DIRECTION -> Set down the records from the line that contains "Detect and localize" through the line that contains "legend-label: Yrast (210, 28, 260, 50)", both lines included, reproducing each one verbatim. Omit the pictures from your answer.

--- Start of EXTRACTED MATERIAL ---

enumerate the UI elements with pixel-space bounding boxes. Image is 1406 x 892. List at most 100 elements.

--- End of EXTRACTED MATERIAL ---
--- Start of EXTRACTED MATERIAL ---

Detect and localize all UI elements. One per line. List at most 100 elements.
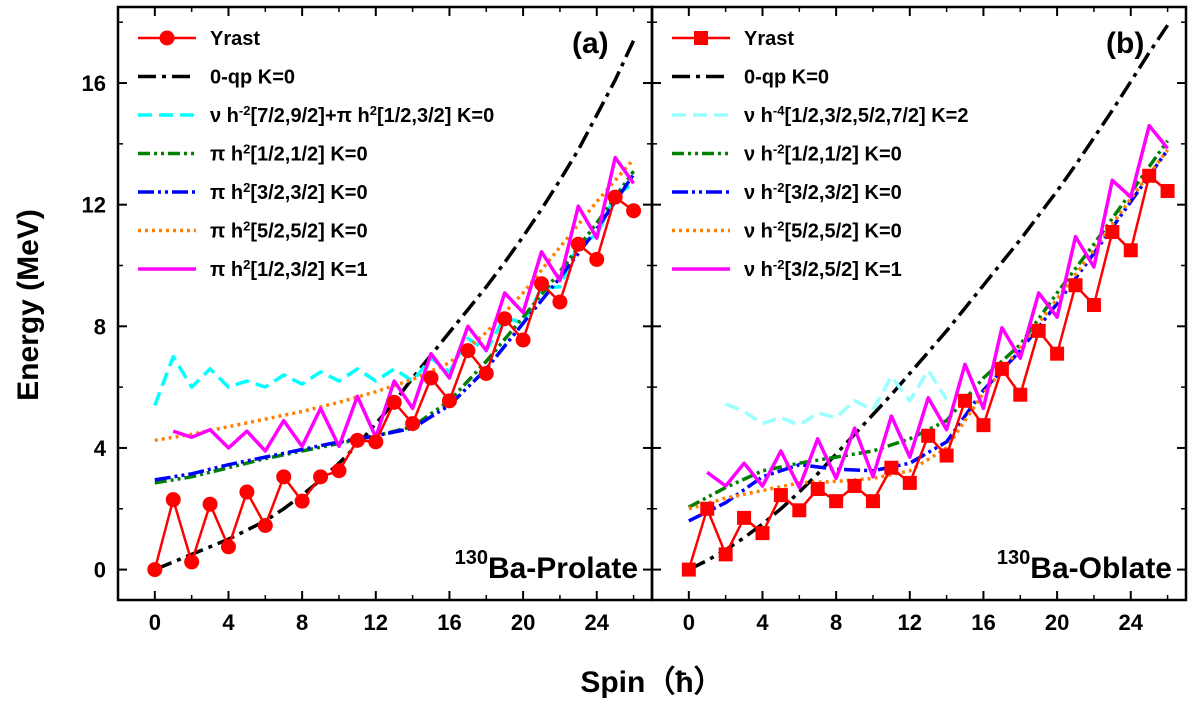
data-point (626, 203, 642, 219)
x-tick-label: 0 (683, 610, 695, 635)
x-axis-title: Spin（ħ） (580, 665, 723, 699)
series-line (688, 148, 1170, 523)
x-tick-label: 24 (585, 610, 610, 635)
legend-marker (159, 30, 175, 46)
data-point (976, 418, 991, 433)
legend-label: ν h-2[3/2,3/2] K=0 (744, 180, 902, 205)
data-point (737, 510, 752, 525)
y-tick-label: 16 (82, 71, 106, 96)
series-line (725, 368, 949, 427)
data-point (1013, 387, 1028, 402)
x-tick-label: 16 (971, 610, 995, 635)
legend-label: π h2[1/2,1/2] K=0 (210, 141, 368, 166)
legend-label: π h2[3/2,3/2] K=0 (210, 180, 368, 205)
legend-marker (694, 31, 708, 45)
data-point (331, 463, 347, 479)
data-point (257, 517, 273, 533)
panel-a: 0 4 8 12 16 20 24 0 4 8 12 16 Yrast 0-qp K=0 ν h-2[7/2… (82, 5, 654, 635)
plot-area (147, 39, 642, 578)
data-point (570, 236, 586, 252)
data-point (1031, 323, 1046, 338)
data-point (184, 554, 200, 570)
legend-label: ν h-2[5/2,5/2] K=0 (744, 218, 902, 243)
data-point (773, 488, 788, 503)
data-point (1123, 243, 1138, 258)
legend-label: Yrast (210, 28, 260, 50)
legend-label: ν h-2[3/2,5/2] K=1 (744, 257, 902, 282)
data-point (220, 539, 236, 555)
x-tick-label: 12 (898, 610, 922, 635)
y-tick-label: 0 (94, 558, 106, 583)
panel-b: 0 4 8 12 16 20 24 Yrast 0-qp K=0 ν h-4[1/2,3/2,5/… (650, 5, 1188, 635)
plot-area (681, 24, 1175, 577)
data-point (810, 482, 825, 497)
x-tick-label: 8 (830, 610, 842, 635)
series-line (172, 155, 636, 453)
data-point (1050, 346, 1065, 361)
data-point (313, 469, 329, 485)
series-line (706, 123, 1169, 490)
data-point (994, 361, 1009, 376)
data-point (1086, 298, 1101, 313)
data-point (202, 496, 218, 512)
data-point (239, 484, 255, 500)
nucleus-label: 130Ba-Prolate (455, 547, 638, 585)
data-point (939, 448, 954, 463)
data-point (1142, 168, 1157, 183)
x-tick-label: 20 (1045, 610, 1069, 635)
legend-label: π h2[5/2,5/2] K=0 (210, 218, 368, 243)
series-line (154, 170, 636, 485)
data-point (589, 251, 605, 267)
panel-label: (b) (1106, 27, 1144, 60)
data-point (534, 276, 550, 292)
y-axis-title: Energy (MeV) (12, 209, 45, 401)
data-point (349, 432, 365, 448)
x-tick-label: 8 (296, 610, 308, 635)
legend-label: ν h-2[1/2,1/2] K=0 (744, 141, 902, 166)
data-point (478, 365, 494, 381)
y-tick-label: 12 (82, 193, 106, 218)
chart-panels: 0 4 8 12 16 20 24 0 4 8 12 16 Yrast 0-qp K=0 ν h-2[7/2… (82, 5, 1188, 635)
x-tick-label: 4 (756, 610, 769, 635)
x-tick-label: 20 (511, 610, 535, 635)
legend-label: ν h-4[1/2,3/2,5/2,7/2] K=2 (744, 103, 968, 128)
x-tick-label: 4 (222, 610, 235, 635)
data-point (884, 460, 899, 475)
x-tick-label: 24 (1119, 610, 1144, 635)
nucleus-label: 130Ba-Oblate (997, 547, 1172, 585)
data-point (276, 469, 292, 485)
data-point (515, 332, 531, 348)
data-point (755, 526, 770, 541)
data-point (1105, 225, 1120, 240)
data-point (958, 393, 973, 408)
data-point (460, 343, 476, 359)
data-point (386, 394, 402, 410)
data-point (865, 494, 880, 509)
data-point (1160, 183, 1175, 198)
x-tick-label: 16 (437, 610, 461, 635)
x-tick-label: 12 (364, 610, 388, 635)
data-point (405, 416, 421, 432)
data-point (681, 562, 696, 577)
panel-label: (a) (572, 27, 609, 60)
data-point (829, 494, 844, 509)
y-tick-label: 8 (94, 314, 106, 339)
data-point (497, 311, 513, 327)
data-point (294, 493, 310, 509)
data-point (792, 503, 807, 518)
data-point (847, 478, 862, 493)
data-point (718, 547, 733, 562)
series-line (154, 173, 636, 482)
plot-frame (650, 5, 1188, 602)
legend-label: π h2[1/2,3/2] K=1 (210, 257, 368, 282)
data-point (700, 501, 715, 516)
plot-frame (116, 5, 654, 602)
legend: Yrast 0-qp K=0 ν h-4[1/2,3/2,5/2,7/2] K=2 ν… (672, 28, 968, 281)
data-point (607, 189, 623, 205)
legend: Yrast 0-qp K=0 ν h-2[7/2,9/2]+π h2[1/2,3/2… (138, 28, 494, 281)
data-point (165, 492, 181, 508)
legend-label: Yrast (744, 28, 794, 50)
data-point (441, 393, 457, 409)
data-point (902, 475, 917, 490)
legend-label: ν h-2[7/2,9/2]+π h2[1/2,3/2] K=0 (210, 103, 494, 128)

--- End of EXTRACTED MATERIAL ---

COMPLETED TASK ->
Detect and localize all UI elements. One per line. List at most 100 elements.
data-point (626, 203, 642, 219)
x-tick-label: 0 (683, 610, 695, 635)
x-axis-title: Spin（ħ） (580, 665, 723, 699)
series-line (688, 148, 1170, 523)
x-tick-label: 24 (585, 610, 610, 635)
legend-marker (159, 30, 175, 46)
data-point (976, 418, 991, 433)
legend-label: ν h-2[3/2,3/2] K=0 (744, 180, 902, 205)
data-point (737, 510, 752, 525)
y-tick-label: 16 (82, 71, 106, 96)
series-line (725, 368, 949, 427)
data-point (1013, 387, 1028, 402)
x-tick-label: 16 (971, 610, 995, 635)
legend-label: π h2[1/2,1/2] K=0 (210, 141, 368, 166)
legend-label: π h2[3/2,3/2] K=0 (210, 180, 368, 205)
legend-marker (694, 31, 708, 45)
data-point (331, 463, 347, 479)
data-point (257, 517, 273, 533)
panel-a: 0 4 8 12 16 20 24 0 4 8 12 16 Yrast 0-qp K=0 ν h-2[7/2… (82, 5, 654, 635)
plot-area (147, 39, 642, 578)
data-point (570, 236, 586, 252)
data-point (1031, 323, 1046, 338)
data-point (184, 554, 200, 570)
legend-label: ν h-2[5/2,5/2] K=0 (744, 218, 902, 243)
data-point (773, 488, 788, 503)
data-point (1123, 243, 1138, 258)
legend-label: Yrast (210, 28, 260, 50)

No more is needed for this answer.